Set the data down again, exactly as it reads, but without the pictures.

| Rows from a figure dataset |
::::

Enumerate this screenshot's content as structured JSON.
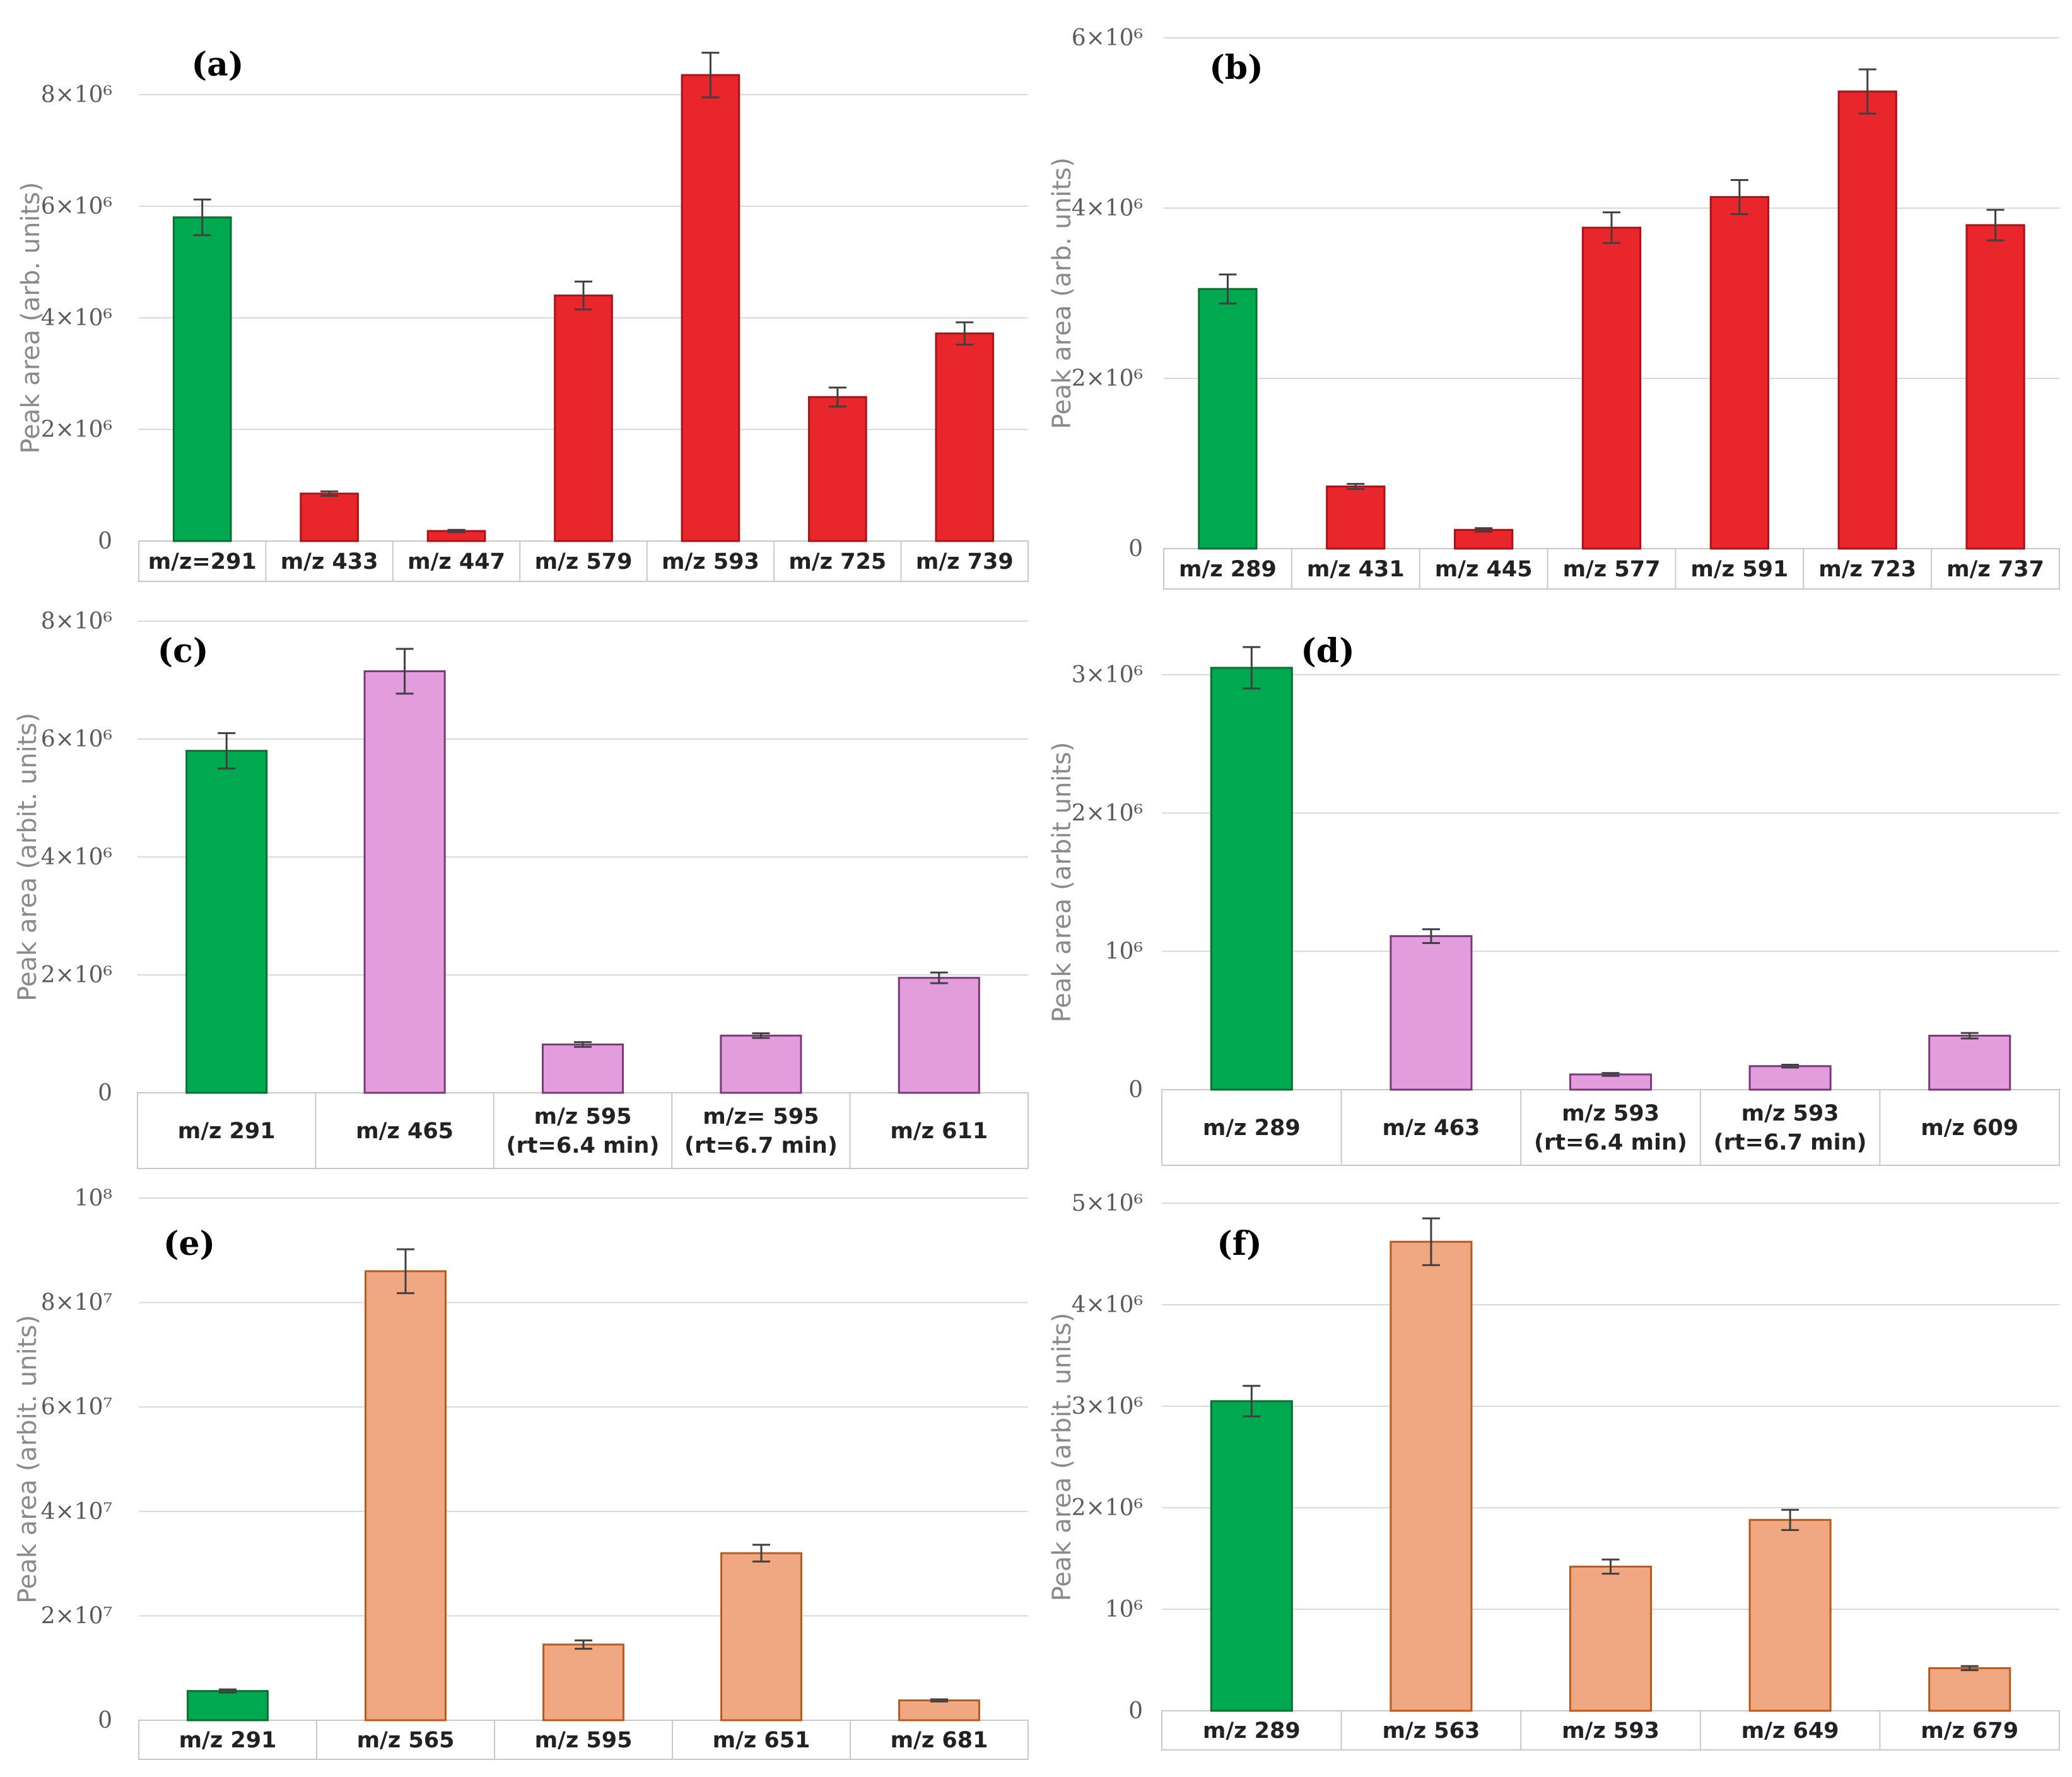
{
  "chart_data": [
    {
      "type": "bar",
      "panel_label": "(a)",
      "ylabel": "Peak area (arb. units)",
      "ylim": [
        0,
        8000000
      ],
      "yticks": [
        0,
        2000000,
        4000000,
        6000000,
        8000000
      ],
      "ytick_labels": [
        "0",
        "2×10⁶",
        "4×10⁶",
        "6×10⁶",
        "8×10⁶"
      ],
      "grid": true,
      "categories": [
        [
          "m/z=291"
        ],
        [
          "m/z 433"
        ],
        [
          "m/z 447"
        ],
        [
          "m/z 579"
        ],
        [
          "m/z 593"
        ],
        [
          "m/z 725"
        ],
        [
          "m/z 739"
        ]
      ],
      "values": [
        5800000,
        850000,
        180000,
        4400000,
        8350000,
        2580000,
        3720000
      ],
      "errors": [
        320000,
        40000,
        20000,
        250000,
        400000,
        170000,
        200000
      ],
      "bar_colors": [
        "#00a94f",
        "#e8262c",
        "#e8262c",
        "#e8262c",
        "#e8262c",
        "#e8262c",
        "#e8262c"
      ]
    },
    {
      "type": "bar",
      "panel_label": "(b)",
      "ylabel": "Peak area (arb. units)",
      "ylim": [
        0,
        6000000
      ],
      "yticks": [
        0,
        2000000,
        4000000,
        6000000
      ],
      "ytick_labels": [
        "0",
        "2×10⁶",
        "4×10⁶",
        "6×10⁶"
      ],
      "grid": true,
      "categories": [
        [
          "m/z 289"
        ],
        [
          "m/z 431"
        ],
        [
          "m/z 445"
        ],
        [
          "m/z 577"
        ],
        [
          "m/z 591"
        ],
        [
          "m/z 723"
        ],
        [
          "m/z 737"
        ]
      ],
      "values": [
        3050000,
        730000,
        220000,
        3770000,
        4130000,
        5370000,
        3800000
      ],
      "errors": [
        170000,
        30000,
        20000,
        180000,
        200000,
        260000,
        180000
      ],
      "bar_colors": [
        "#00a94f",
        "#e8262c",
        "#e8262c",
        "#e8262c",
        "#e8262c",
        "#e8262c",
        "#e8262c"
      ]
    },
    {
      "type": "bar",
      "panel_label": "(c)",
      "ylabel": "Peak area (arbit. units)",
      "ylim": [
        0,
        8000000
      ],
      "yticks": [
        0,
        2000000,
        4000000,
        6000000,
        8000000
      ],
      "ytick_labels": [
        "0",
        "2×10⁶",
        "4×10⁶",
        "6×10⁶",
        "8×10⁶"
      ],
      "grid": true,
      "categories": [
        [
          "m/z 291"
        ],
        [
          "m/z 465"
        ],
        [
          "m/z 595",
          "(rt=6.4 min)"
        ],
        [
          "m/z= 595",
          "(rt=6.7 min)"
        ],
        [
          "m/z 611"
        ]
      ],
      "values": [
        5800000,
        7150000,
        820000,
        970000,
        1950000
      ],
      "errors": [
        300000,
        380000,
        40000,
        40000,
        90000
      ],
      "bar_colors": [
        "#00a94f",
        "#e39ddc",
        "#e39ddc",
        "#e39ddc",
        "#e39ddc"
      ]
    },
    {
      "type": "bar",
      "panel_label": "(d)",
      "ylabel": "Peak area (arbit units)",
      "ylim": [
        0,
        3000000
      ],
      "yticks": [
        0,
        1000000,
        2000000,
        3000000
      ],
      "ytick_labels": [
        "0",
        "10⁶",
        "2×10⁶",
        "3×10⁶"
      ],
      "grid": true,
      "categories": [
        [
          "m/z 289"
        ],
        [
          "m/z 463"
        ],
        [
          "m/z 593",
          "(rt=6.4 min)"
        ],
        [
          "m/z 593",
          "(rt=6.7 min)"
        ],
        [
          "m/z 609"
        ]
      ],
      "values": [
        3050000,
        1110000,
        110000,
        170000,
        390000
      ],
      "errors": [
        150000,
        50000,
        10000,
        10000,
        20000
      ],
      "bar_colors": [
        "#00a94f",
        "#e39ddc",
        "#e39ddc",
        "#e39ddc",
        "#e39ddc"
      ]
    },
    {
      "type": "bar",
      "panel_label": "(e)",
      "ylabel": "Peak area (arbit. units)",
      "ylim": [
        0,
        100000000
      ],
      "yticks": [
        0,
        20000000,
        40000000,
        60000000,
        80000000,
        100000000
      ],
      "ytick_labels": [
        "0",
        "2×10⁷",
        "4×10⁷",
        "6×10⁷",
        "8×10⁷",
        "10⁸"
      ],
      "grid": true,
      "categories": [
        [
          "m/z 291"
        ],
        [
          "m/z 565"
        ],
        [
          "m/z 595"
        ],
        [
          "m/z 651"
        ],
        [
          "m/z 681"
        ]
      ],
      "values": [
        5600000,
        86000000,
        14500000,
        32000000,
        3800000
      ],
      "errors": [
        300000,
        4200000,
        800000,
        1600000,
        200000
      ],
      "bar_colors": [
        "#00a94f",
        "#f0a882",
        "#f0a882",
        "#f0a882",
        "#f0a882"
      ]
    },
    {
      "type": "bar",
      "panel_label": "(f)",
      "ylabel": "Peak area (arbit. units)",
      "ylim": [
        0,
        5000000
      ],
      "yticks": [
        0,
        1000000,
        2000000,
        3000000,
        4000000,
        5000000
      ],
      "ytick_labels": [
        "0",
        "10⁶",
        "2×10⁶",
        "3×10⁶",
        "4×10⁶",
        "5×10⁶"
      ],
      "grid": true,
      "categories": [
        [
          "m/z 289"
        ],
        [
          "m/z 563"
        ],
        [
          "m/z 593"
        ],
        [
          "m/z 649"
        ],
        [
          "m/z 679"
        ]
      ],
      "values": [
        3050000,
        4620000,
        1420000,
        1880000,
        420000
      ],
      "errors": [
        150000,
        230000,
        70000,
        100000,
        20000
      ],
      "bar_colors": [
        "#00a94f",
        "#f0a882",
        "#f0a882",
        "#f0a882",
        "#f0a882"
      ]
    }
  ]
}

::::

| Task result |
Enumerate this screenshot's content as structured JSON.
{
  "chart_data": [
    {
      "type": "bar",
      "panel_label": "(a)",
      "ylabel": "Peak area (arb. units)",
      "ylim": [
        0,
        8000000
      ],
      "yticks": [
        0,
        2000000,
        4000000,
        6000000,
        8000000
      ],
      "ytick_labels": [
        "0",
        "2×10⁶",
        "4×10⁶",
        "6×10⁶",
        "8×10⁶"
      ],
      "grid": true,
      "categories": [
        [
          "m/z=291"
        ],
        [
          "m/z 433"
        ],
        [
          "m/z 447"
        ],
        [
          "m/z 579"
        ],
        [
          "m/z 593"
        ],
        [
          "m/z 725"
        ],
        [
          "m/z 739"
        ]
      ],
      "values": [
        5800000,
        850000,
        180000,
        4400000,
        8350000,
        2580000,
        3720000
      ],
      "errors": [
        320000,
        40000,
        20000,
        250000,
        400000,
        170000,
        200000
      ],
      "bar_colors": [
        "#00a94f",
        "#e8262c",
        "#e8262c",
        "#e8262c",
        "#e8262c",
        "#e8262c",
        "#e8262c"
      ]
    },
    {
      "type": "bar",
      "panel_label": "(b)",
      "ylabel": "Peak area (arb. units)",
      "ylim": [
        0,
        6000000
      ],
      "yticks": [
        0,
        2000000,
        4000000,
        6000000
      ],
      "ytick_labels": [
        "0",
        "2×10⁶",
        "4×10⁶",
        "6×10⁶"
      ],
      "grid": true,
      "categories": [
        [
          "m/z 289"
        ],
        [
          "m/z 431"
        ],
        [
          "m/z 445"
        ],
        [
          "m/z 577"
        ],
        [
          "m/z 591"
        ],
        [
          "m/z 723"
        ],
        [
          "m/z 737"
        ]
      ],
      "values": [
        3050000,
        730000,
        220000,
        3770000,
        4130000,
        5370000,
        3800000
      ],
      "errors": [
        170000,
        30000,
        20000,
        180000,
        200000,
        260000,
        180000
      ],
      "bar_colors": [
        "#00a94f",
        "#e8262c",
        "#e8262c",
        "#e8262c",
        "#e8262c",
        "#e8262c",
        "#e8262c"
      ]
    },
    {
      "type": "bar",
      "panel_label": "(c)",
      "ylabel": "Peak area (arbit. units)",
      "ylim": [
        0,
        8000000
      ],
      "yticks": [
        0,
        2000000,
        4000000,
        6000000,
        8000000
      ],
      "ytick_labels": [
        "0",
        "2×10⁶",
        "4×10⁶",
        "6×10⁶",
        "8×10⁶"
      ],
      "grid": true,
      "categories": [
        [
          "m/z 291"
        ],
        [
          "m/z 465"
        ],
        [
          "m/z 595",
          "(rt=6.4 min)"
        ],
        [
          "m/z= 595",
          "(rt=6.7 min)"
        ],
        [
          "m/z 611"
        ]
      ],
      "values": [
        5800000,
        7150000,
        820000,
        970000,
        1950000
      ],
      "errors": [
        300000,
        380000,
        40000,
        40000,
        90000
      ],
      "bar_colors": [
        "#00a94f",
        "#e39ddc",
        "#e39ddc",
        "#e39ddc",
        "#e39ddc"
      ]
    },
    {
      "type": "bar",
      "panel_label": "(d)",
      "ylabel": "Peak area (arbit units)",
      "ylim": [
        0,
        3000000
      ],
      "yticks": [
        0,
        1000000,
        2000000,
        3000000
      ],
      "ytick_labels": [
        "0",
        "10⁶",
        "2×10⁶",
        "3×10⁶"
      ],
      "grid": true,
      "categories": [
        [
          "m/z 289"
        ],
        [
          "m/z 463"
        ],
        [
          "m/z 593",
          "(rt=6.4 min)"
        ],
        [
          "m/z 593",
          "(rt=6.7 min)"
        ],
        [
          "m/z 609"
        ]
      ],
      "values": [
        3050000,
        1110000,
        110000,
        170000,
        390000
      ],
      "errors": [
        150000,
        50000,
        10000,
        10000,
        20000
      ],
      "bar_colors": [
        "#00a94f",
        "#e39ddc",
        "#e39ddc",
        "#e39ddc",
        "#e39ddc"
      ]
    },
    {
      "type": "bar",
      "panel_label": "(e)",
      "ylabel": "Peak area (arbit. units)",
      "ylim": [
        0,
        100000000
      ],
      "yticks": [
        0,
        20000000,
        40000000,
        60000000,
        80000000,
        100000000
      ],
      "ytick_labels": [
        "0",
        "2×10⁷",
        "4×10⁷",
        "6×10⁷",
        "8×10⁷",
        "10⁸"
      ],
      "grid": true,
      "categories": [
        [
          "m/z 291"
        ],
        [
          "m/z 565"
        ],
        [
          "m/z 595"
        ],
        [
          "m/z 651"
        ],
        [
          "m/z 681"
        ]
      ],
      "values": [
        5600000,
        86000000,
        14500000,
        32000000,
        3800000
      ],
      "errors": [
        300000,
        4200000,
        800000,
        1600000,
        200000
      ],
      "bar_colors": [
        "#00a94f",
        "#f0a882",
        "#f0a882",
        "#f0a882",
        "#f0a882"
      ]
    },
    {
      "type": "bar",
      "panel_label": "(f)",
      "ylabel": "Peak area (arbit. units)",
      "ylim": [
        0,
        5000000
      ],
      "yticks": [
        0,
        1000000,
        2000000,
        3000000,
        4000000,
        5000000
      ],
      "ytick_labels": [
        "0",
        "10⁶",
        "2×10⁶",
        "3×10⁶",
        "4×10⁶",
        "5×10⁶"
      ],
      "grid": true,
      "categories": [
        [
          "m/z 289"
        ],
        [
          "m/z 563"
        ],
        [
          "m/z 593"
        ],
        [
          "m/z 649"
        ],
        [
          "m/z 679"
        ]
      ],
      "values": [
        3050000,
        4620000,
        1420000,
        1880000,
        420000
      ],
      "errors": [
        150000,
        230000,
        70000,
        100000,
        20000
      ],
      "bar_colors": [
        "#00a94f",
        "#f0a882",
        "#f0a882",
        "#f0a882",
        "#f0a882"
      ]
    }
  ]
}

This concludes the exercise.